Short exercise: Quote the data below in full, please, without altering anything.

Input records:
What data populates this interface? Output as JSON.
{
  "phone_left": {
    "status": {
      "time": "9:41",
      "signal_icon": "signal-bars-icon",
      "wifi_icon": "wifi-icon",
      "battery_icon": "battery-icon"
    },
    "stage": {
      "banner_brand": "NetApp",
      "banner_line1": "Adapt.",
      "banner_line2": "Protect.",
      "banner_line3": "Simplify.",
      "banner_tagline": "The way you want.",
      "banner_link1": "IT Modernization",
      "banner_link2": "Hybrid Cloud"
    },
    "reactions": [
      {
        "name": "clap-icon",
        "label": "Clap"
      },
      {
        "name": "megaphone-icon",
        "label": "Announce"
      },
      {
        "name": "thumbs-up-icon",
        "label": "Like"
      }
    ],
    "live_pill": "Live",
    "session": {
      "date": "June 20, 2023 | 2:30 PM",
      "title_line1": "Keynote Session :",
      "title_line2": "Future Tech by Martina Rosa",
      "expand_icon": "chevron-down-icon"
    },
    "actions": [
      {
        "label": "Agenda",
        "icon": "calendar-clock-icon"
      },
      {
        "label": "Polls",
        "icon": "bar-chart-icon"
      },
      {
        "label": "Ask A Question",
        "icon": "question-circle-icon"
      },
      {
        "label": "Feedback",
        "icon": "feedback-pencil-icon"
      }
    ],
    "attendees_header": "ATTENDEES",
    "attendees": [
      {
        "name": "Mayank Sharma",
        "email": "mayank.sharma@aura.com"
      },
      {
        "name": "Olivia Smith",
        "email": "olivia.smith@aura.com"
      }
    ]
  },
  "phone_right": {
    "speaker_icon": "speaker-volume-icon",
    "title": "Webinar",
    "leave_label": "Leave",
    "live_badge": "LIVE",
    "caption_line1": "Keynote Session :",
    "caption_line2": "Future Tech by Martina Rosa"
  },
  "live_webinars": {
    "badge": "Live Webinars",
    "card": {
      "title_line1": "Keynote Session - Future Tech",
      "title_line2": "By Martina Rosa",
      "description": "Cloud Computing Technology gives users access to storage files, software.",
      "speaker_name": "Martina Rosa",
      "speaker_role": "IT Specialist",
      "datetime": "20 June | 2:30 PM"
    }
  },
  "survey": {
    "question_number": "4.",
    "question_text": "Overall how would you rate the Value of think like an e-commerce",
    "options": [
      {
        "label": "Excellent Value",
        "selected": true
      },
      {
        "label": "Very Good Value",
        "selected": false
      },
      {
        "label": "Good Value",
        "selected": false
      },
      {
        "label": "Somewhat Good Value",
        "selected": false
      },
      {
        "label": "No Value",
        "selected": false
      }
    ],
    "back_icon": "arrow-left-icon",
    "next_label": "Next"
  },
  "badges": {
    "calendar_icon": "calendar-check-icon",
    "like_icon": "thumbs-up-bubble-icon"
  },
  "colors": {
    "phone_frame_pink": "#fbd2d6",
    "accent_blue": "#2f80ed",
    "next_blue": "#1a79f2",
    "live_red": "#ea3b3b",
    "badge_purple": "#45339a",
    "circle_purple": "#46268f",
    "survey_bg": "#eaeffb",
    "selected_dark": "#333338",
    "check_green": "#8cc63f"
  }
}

Task answer:
What data populates this interface? Output as JSON.
{
  "phone_left": {
    "status": {
      "time": "9:41",
      "signal_icon": "signal-bars-icon",
      "wifi_icon": "wifi-icon",
      "battery_icon": "battery-icon"
    },
    "stage": {
      "banner_brand": "NetApp",
      "banner_line1": "Adapt.",
      "banner_line2": "Protect.",
      "banner_line3": "Simplify.",
      "banner_tagline": "The way you want.",
      "banner_link1": "IT Modernization",
      "banner_link2": "Hybrid Cloud"
    },
    "reactions": [
      {
        "name": "clap-icon",
        "label": "Clap"
      },
      {
        "name": "megaphone-icon",
        "label": "Announce"
      },
      {
        "name": "thumbs-up-icon",
        "label": "Like"
      }
    ],
    "live_pill": "Live",
    "session": {
      "date": "June 20, 2023 | 2:30 PM",
      "title_line1": "Keynote Session :",
      "title_line2": "Future Tech by Martina Rosa",
      "expand_icon": "chevron-down-icon"
    },
    "actions": [
      {
        "label": "Agenda",
        "icon": "calendar-clock-icon"
      },
      {
        "label": "Polls",
        "icon": "bar-chart-icon"
      },
      {
        "label": "Ask A Question",
        "icon": "question-circle-icon"
      },
      {
        "label": "Feedback",
        "icon": "feedback-pencil-icon"
      }
    ],
    "attendees_header": "ATTENDEES",
    "attendees": [
      {
        "name": "Mayank Sharma",
        "email": "mayank.sharma@aura.com"
      },
      {
        "name": "Olivia Smith",
        "email": "olivia.smith@aura.com"
      }
    ]
  },
  "phone_right": {
    "speaker_icon": "speaker-volume-icon",
    "title": "Webinar",
    "leave_label": "Leave",
    "live_badge": "LIVE",
    "caption_line1": "Keynote Session :",
    "caption_line2": "Future Tech by Martina Rosa"
  },
  "live_webinars": {
    "badge": "Live Webinars",
    "card": {
      "title_line1": "Keynote Session - Future Tech",
      "title_line2": "By Martina Rosa",
      "description": "Cloud Computing Technology gives users access to storage files, software.",
      "speaker_name": "Martina Rosa",
      "speaker_role": "IT Specialist",
      "datetime": "20 June | 2:30 PM"
    }
  },
  "survey": {
    "question_number": "4.",
    "question_text": "Overall how would you rate the Value of think like an e-commerce",
    "options": [
      {
        "label": "Excellent Value",
        "selected": true
      },
      {
        "label": "Very Good Value",
        "selected": false
      },
      {
        "label": "Good Value",
        "selected": false
      },
      {
        "label": "Somewhat Good Value",
        "selected": false
      },
      {
        "label": "No Value",
        "selected": false
      }
    ],
    "back_icon": "arrow-left-icon",
    "next_label": "Next"
  },
  "badges": {
    "calendar_icon": "calendar-check-icon",
    "like_icon": "thumbs-up-bubble-icon"
  },
  "colors": {
    "phone_frame_pink": "#fbd2d6",
    "accent_blue": "#2f80ed",
    "next_blue": "#1a79f2",
    "live_red": "#ea3b3b",
    "badge_purple": "#45339a",
    "circle_purple": "#46268f",
    "survey_bg": "#eaeffb",
    "selected_dark": "#333338",
    "check_green": "#8cc63f"
  }
}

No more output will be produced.